[Items from a dataset]
^^^^^^^^

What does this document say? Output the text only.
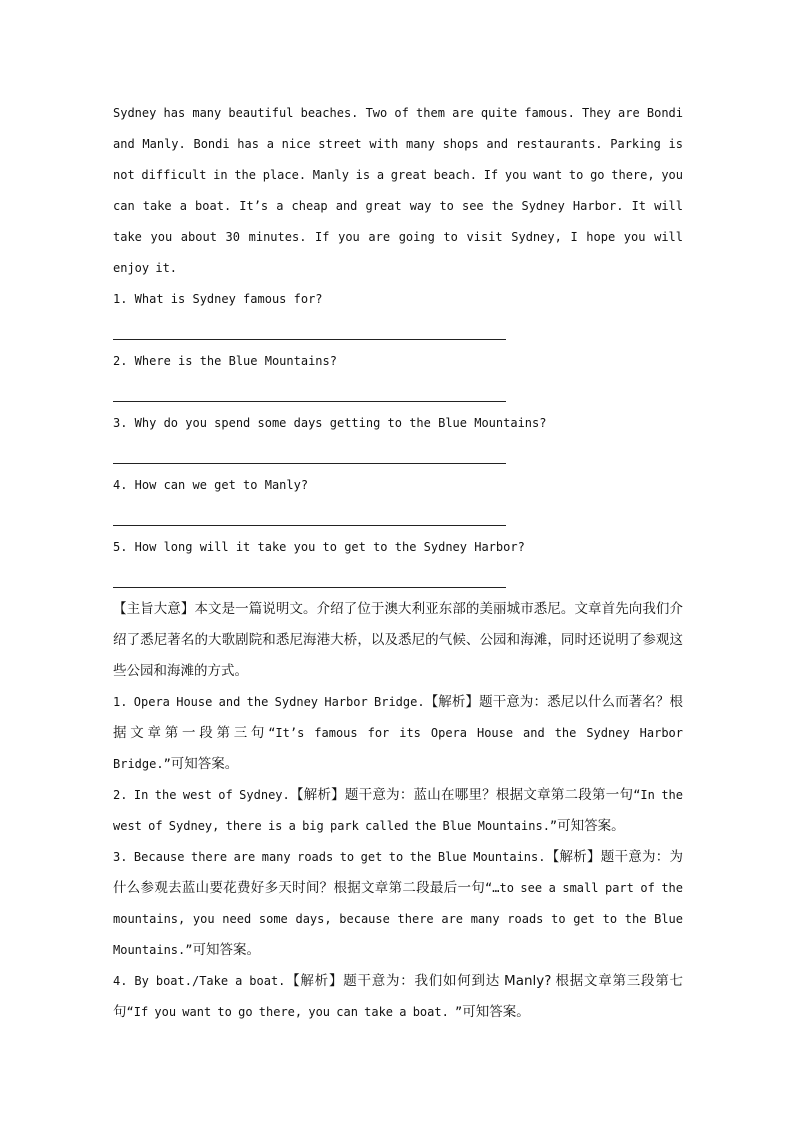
Sydney has many beautiful beaches. Two of them are quite famous. They are Bondi and Manly. Bondi has a nice street with many shops and restaurants. Parking is not difficult in the place. Manly is a great beach. If you want to go there, you can take a boat. It’s a cheap and great way to see the Sydney Harbor. It will take you about 30 minutes. If you are going to visit Sydney, I hope you will enjoy it.

1. What is Sydney famous for?

2. Where is the Blue Mountains?

3. Why do you spend some days getting to the Blue Mountains?

4. How can we get to Manly?

5. How long will it take you to get to the Sydney Harbor?

【主旨大意】本文是一篇说明文。介绍了位于澳大利亚东部的美丽城市悉尼。文章首先向我们介绍了悉尼著名的大歌剧院和悉尼海港大桥，以及悉尼的气候、公园和海滩，同时还说明了参观这些公园和海滩的方式。

1. Opera House and the Sydney Harbor Bridge.【解析】题干意为：悉尼以什么而著名？根据文章第一段第三句“It’s famous for its Opera House and the Sydney Harbor Bridge.”可知答案。

2. In the west of Sydney.【解析】题干意为：蓝山在哪里？根据文章第二段第一句“In the west of Sydney, there is a big park called the Blue Mountains.”可知答案。

3. Because there are many roads to get to the Blue Mountains.【解析】题干意为：为什么参观去蓝山要花费好多天时间？根据文章第二段最后一句“…to see a small part of the mountains, you need some days, because there are many roads to get to the Blue Mountains.”可知答案。

4. By boat./Take a boat.【解析】题干意为：我们如何到达 Manly? 根据文章第三段第七句“If you want to go there, you can take a boat. ”可知答案。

^^^^^^^^

Exercise brief:
Where a line above contains the string "What", copy that line.

Full answer:
What does this document say? Output the text only.
1. What is Sydney famous for?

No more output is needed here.